■ Exercise directions: Copy each record exactly as it reads, leaving out any pictures it holds.

■ Material to process:
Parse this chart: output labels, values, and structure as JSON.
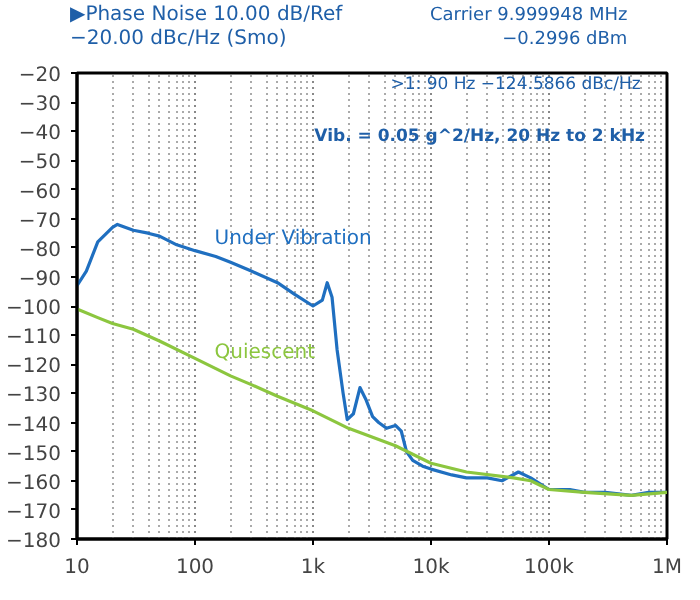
{
  "chart_data": {
    "type": "line",
    "title": "▶Phase Noise 10.00 dB/Ref",
    "subtitle": "−20.00 dBc/Hz (Smo)",
    "annotations": [
      "Carrier 9.999948 MHz",
      "−0.2996 dBm",
      ">1:  90 Hz   −124.5866 dBc/Hz",
      "Vib. = 0.05 g^2/Hz, 20 Hz to 2 kHz"
    ],
    "log": "x",
    "grid": "x",
    "line_style": "solid",
    "xlim": [
      10,
      1000000
    ],
    "xticks": [
      {
        "value": 10,
        "label": "10"
      },
      {
        "value": 100,
        "label": "100"
      },
      {
        "value": 1000,
        "label": "1k"
      },
      {
        "value": 10000,
        "label": "10k"
      },
      {
        "value": 100000,
        "label": "100k"
      },
      {
        "value": 1000000,
        "label": "1M"
      }
    ],
    "ylim": [
      -180,
      -20
    ],
    "yticks": [
      {
        "value": -20,
        "label": "−20"
      },
      {
        "value": -30,
        "label": "−30"
      },
      {
        "value": -40,
        "label": "−40"
      },
      {
        "value": -50,
        "label": "−50"
      },
      {
        "value": -60,
        "label": "−60"
      },
      {
        "value": -70,
        "label": "−70"
      },
      {
        "value": -80,
        "label": "−80"
      },
      {
        "value": -90,
        "label": "−90"
      },
      {
        "value": -100,
        "label": "−100"
      },
      {
        "value": -110,
        "label": "−110"
      },
      {
        "value": -120,
        "label": "−120"
      },
      {
        "value": -130,
        "label": "−130"
      },
      {
        "value": -140,
        "label": "−140"
      },
      {
        "value": -150,
        "label": "−150"
      },
      {
        "value": -160,
        "label": "−160"
      },
      {
        "value": -170,
        "label": "−170"
      },
      {
        "value": -180,
        "label": "−180"
      }
    ],
    "series": [
      {
        "name": "Under Vibration",
        "color": "#1f6fc0",
        "x": [
          10,
          12,
          15,
          20,
          22,
          30,
          40,
          50,
          70,
          100,
          150,
          200,
          300,
          500,
          700,
          1000,
          1200,
          1320,
          1450,
          1600,
          1800,
          1950,
          2200,
          2500,
          2800,
          3200,
          3600,
          4200,
          5000,
          5600,
          6200,
          7000,
          8500,
          10000,
          15000,
          20000,
          30000,
          40000,
          55000,
          70000,
          100000,
          150000,
          200000,
          300000,
          500000,
          700000,
          1000000
        ],
        "values": [
          -93,
          -88,
          -78,
          -73,
          -72,
          -74,
          -75,
          -76,
          -79,
          -81,
          -83,
          -85,
          -88,
          -92,
          -96,
          -100,
          -98,
          -92,
          -97,
          -115,
          -130,
          -139,
          -137,
          -128,
          -132,
          -138,
          -140,
          -142,
          -141,
          -143,
          -150,
          -153,
          -155,
          -156,
          -158,
          -159,
          -159,
          -160,
          -157,
          -159,
          -163,
          -163,
          -164,
          -164,
          -165,
          -164,
          -164
        ]
      },
      {
        "name": "Quiescent",
        "color": "#8cc63f",
        "x": [
          10,
          15,
          20,
          30,
          50,
          100,
          200,
          300,
          500,
          1000,
          2000,
          5000,
          10000,
          20000,
          50000,
          70000,
          100000,
          200000,
          500000,
          1000000
        ],
        "values": [
          -101,
          -104,
          -106,
          -108,
          -112,
          -118,
          -124,
          -127,
          -131,
          -136,
          -142,
          -148,
          -154,
          -157,
          -159,
          -160,
          -163,
          -164,
          -165,
          -164
        ]
      }
    ]
  }
}
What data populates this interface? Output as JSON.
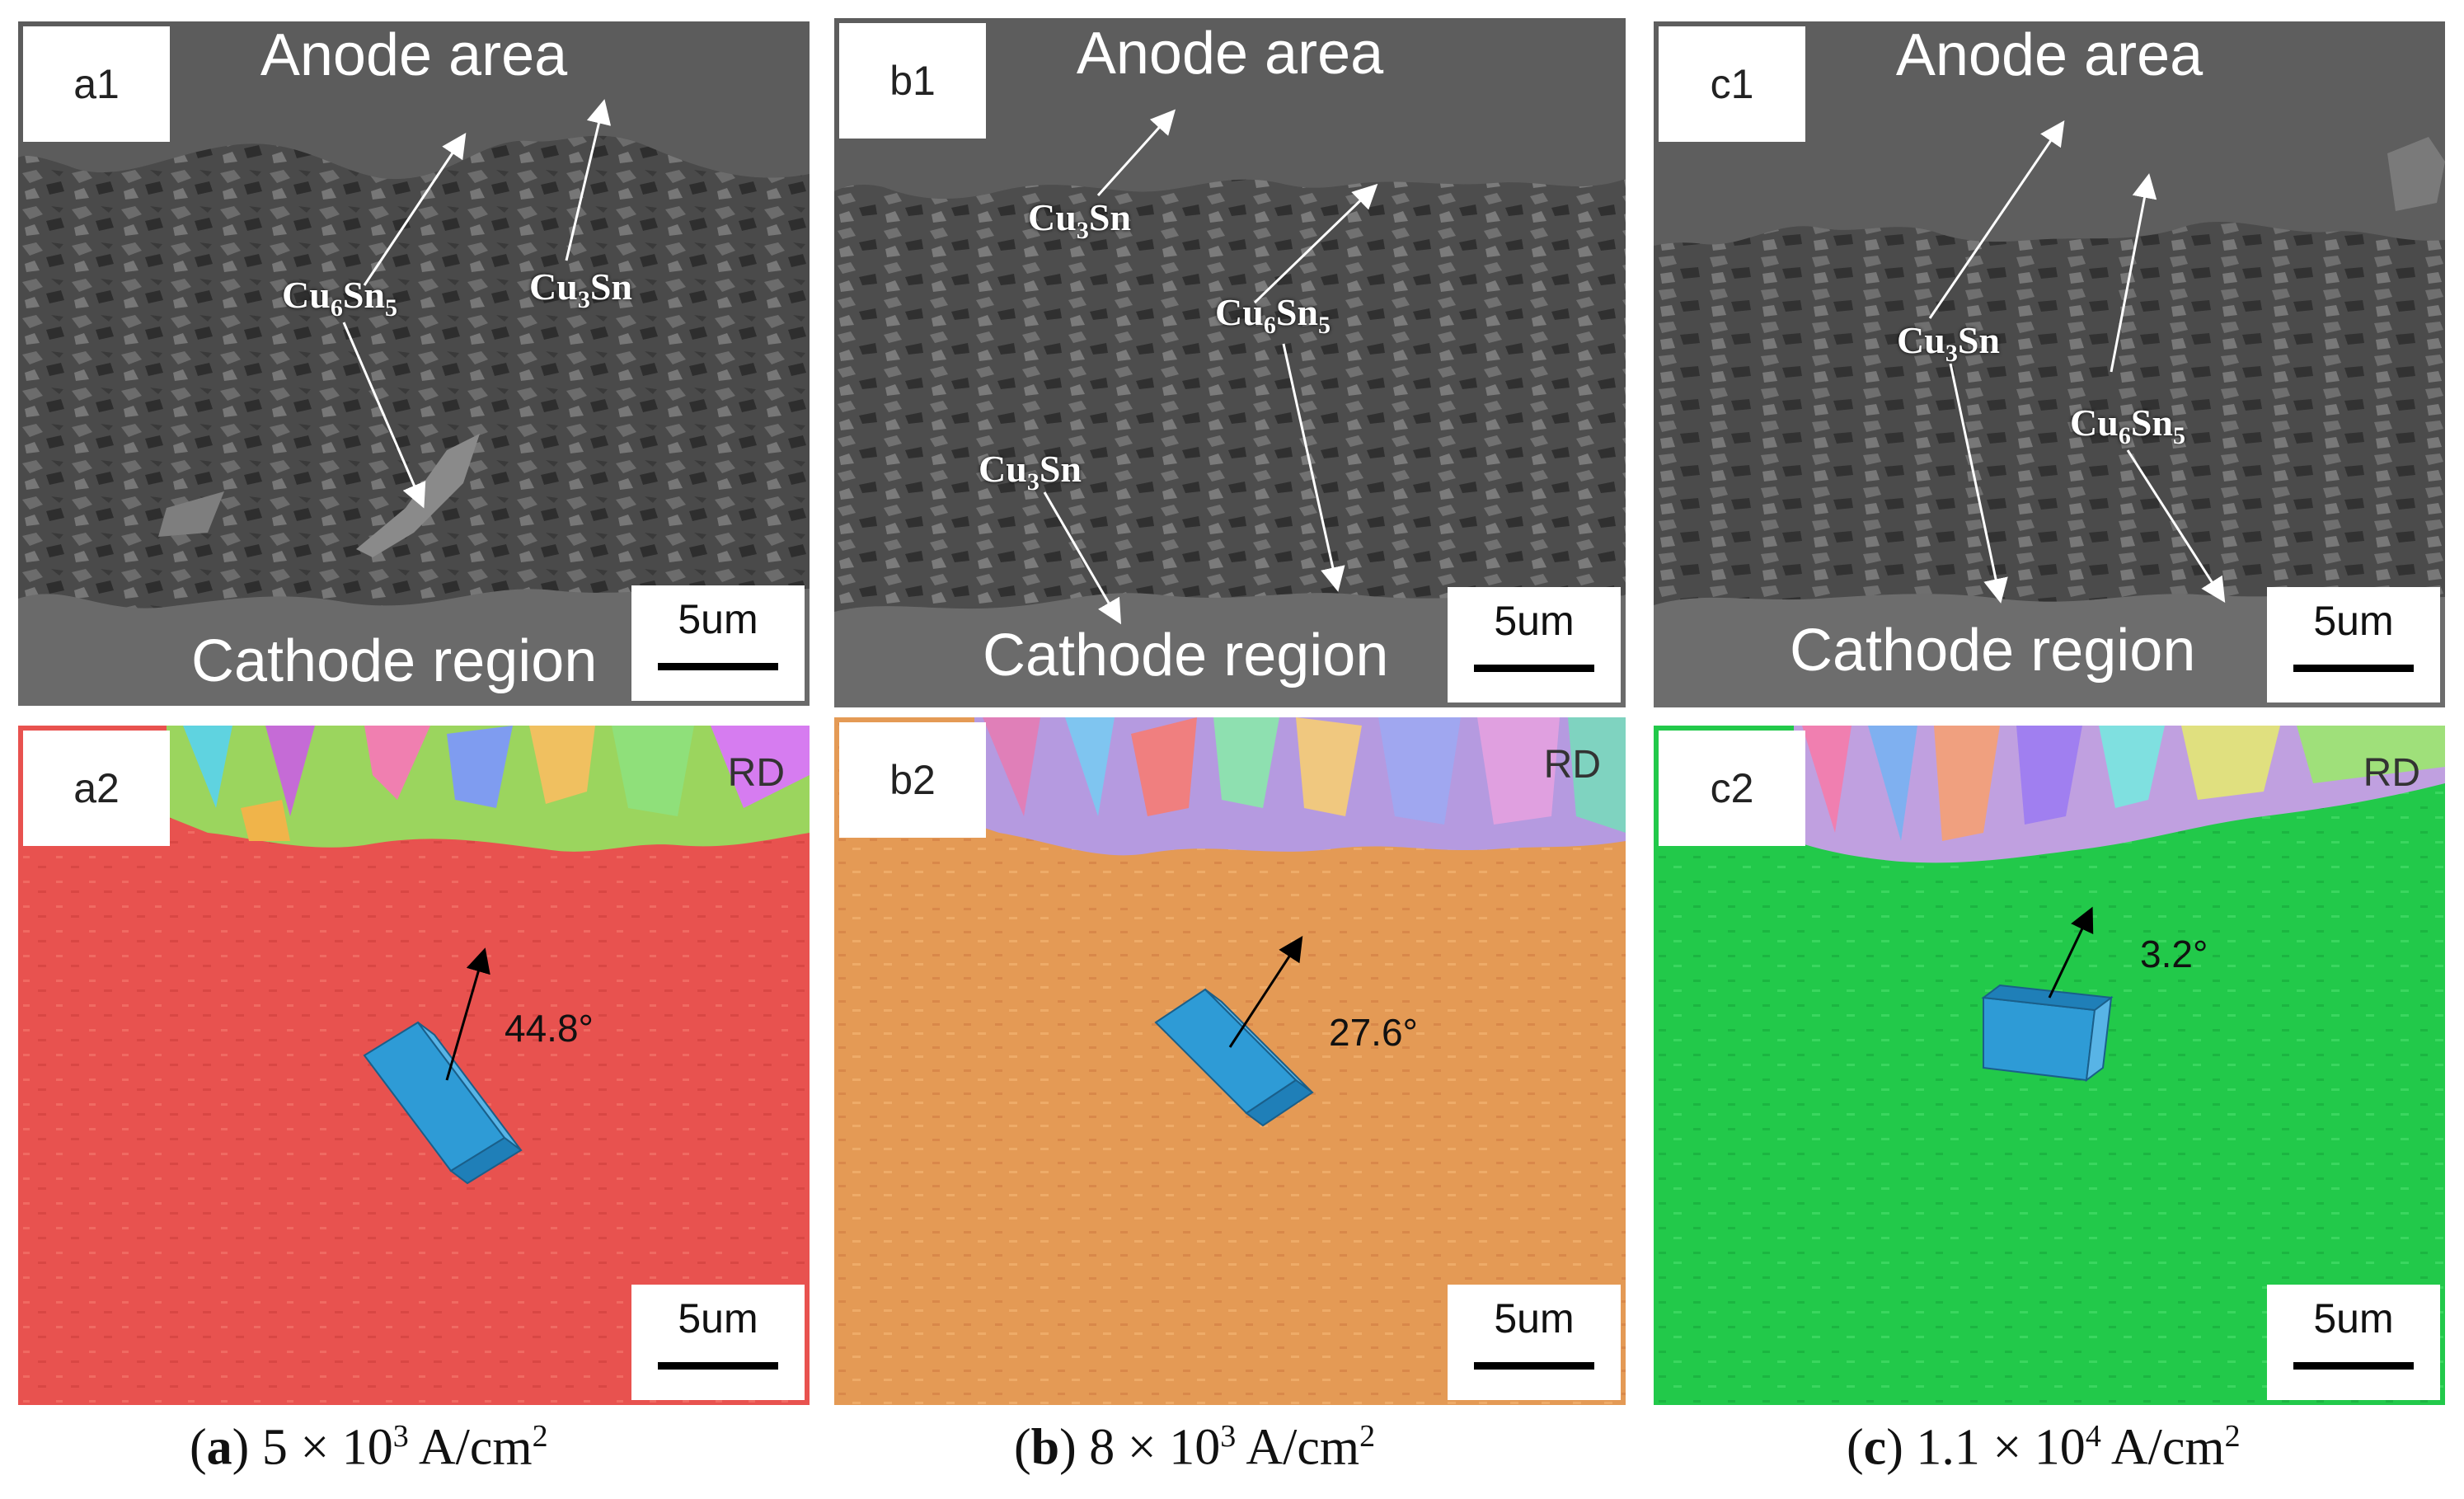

■ Final answer:
Parse this chart: output labels, values, and structure as JSON.
{
  "chart_data": {
    "type": "line",
    "title": "▶Phase Noise 10.00 dB/Ref",
    "subtitle": "−20.00 dBc/Hz (Smo)",
    "annotations": [
      "Carrier 9.999948 MHz",
      "−0.2996 dBm",
      ">1:  90 Hz   −124.5866 dBc/Hz",
      "Vib. = 0.05 g^2/Hz, 20 Hz to 2 kHz"
    ],
    "log": "x",
    "grid": "x",
    "line_style": "solid",
    "xlim": [
      10,
      1000000
    ],
    "xticks": [
      {
        "value": 10,
        "label": "10"
      },
      {
        "value": 100,
        "label": "100"
      },
      {
        "value": 1000,
        "label": "1k"
      },
      {
        "value": 10000,
        "label": "10k"
      },
      {
        "value": 100000,
        "label": "100k"
      },
      {
        "value": 1000000,
        "label": "1M"
      }
    ],
    "ylim": [
      -180,
      -20
    ],
    "yticks": [
      {
        "value": -20,
        "label": "−20"
      },
      {
        "value": -30,
        "label": "−30"
      },
      {
        "value": -40,
        "label": "−40"
      },
      {
        "value": -50,
        "label": "−50"
      },
      {
        "value": -60,
        "label": "−60"
      },
      {
        "value": -70,
        "label": "−70"
      },
      {
        "value": -80,
        "label": "−80"
      },
      {
        "value": -90,
        "label": "−90"
      },
      {
        "value": -100,
        "label": "−100"
      },
      {
        "value": -110,
        "label": "−110"
      },
      {
        "value": -120,
        "label": "−120"
      },
      {
        "value": -130,
        "label": "−130"
      },
      {
        "value": -140,
        "label": "−140"
      },
      {
        "value": -150,
        "label": "−150"
      },
      {
        "value": -160,
        "label": "−160"
      },
      {
        "value": -170,
        "label": "−170"
      },
      {
        "value": -180,
        "label": "−180"
      }
    ],
    "series": [
      {
        "name": "Under Vibration",
        "color": "#1f6fc0",
        "x": [
          10,
          12,
          15,
          20,
          22,
          30,
          40,
          50,
          70,
          100,
          150,
          200,
          300,
          500,
          700,
          1000,
          1200,
          1320,
          1450,
          1600,
          1800,
          1950,
          2200,
          2500,
          2800,
          3200,
          3600,
          4200,
          5000,
          5600,
          6200,
          7000,
          8500,
          10000,
          15000,
          20000,
          30000,
          40000,
          55000,
          70000,
          100000,
          150000,
          200000,
          300000,
          500000,
          700000,
          1000000
        ],
        "values": [
          -93,
          -88,
          -78,
          -73,
          -72,
          -74,
          -75,
          -76,
          -79,
          -81,
          -83,
          -85,
          -88,
          -92,
          -96,
          -100,
          -98,
          -92,
          -97,
          -115,
          -130,
          -139,
          -137,
          -128,
          -132,
          -138,
          -140,
          -142,
          -141,
          -143,
          -150,
          -153,
          -155,
          -156,
          -158,
          -159,
          -159,
          -160,
          -157,
          -159,
          -163,
          -163,
          -164,
          -164,
          -165,
          -164,
          -164
        ]
      },
      {
        "name": "Quiescent",
        "color": "#8cc63f",
        "x": [
          10,
          15,
          20,
          30,
          50,
          100,
          200,
          300,
          500,
          1000,
          2000,
          5000,
          10000,
          20000,
          50000,
          70000,
          100000,
          200000,
          500000,
          1000000
        ],
        "values": [
          -101,
          -104,
          -106,
          -108,
          -112,
          -118,
          -124,
          -127,
          -131,
          -136,
          -142,
          -148,
          -154,
          -157,
          -159,
          -160,
          -163,
          -164,
          -165,
          -164
        ]
      }
    ]
  }
}
What data populates this interface? Output as JSON.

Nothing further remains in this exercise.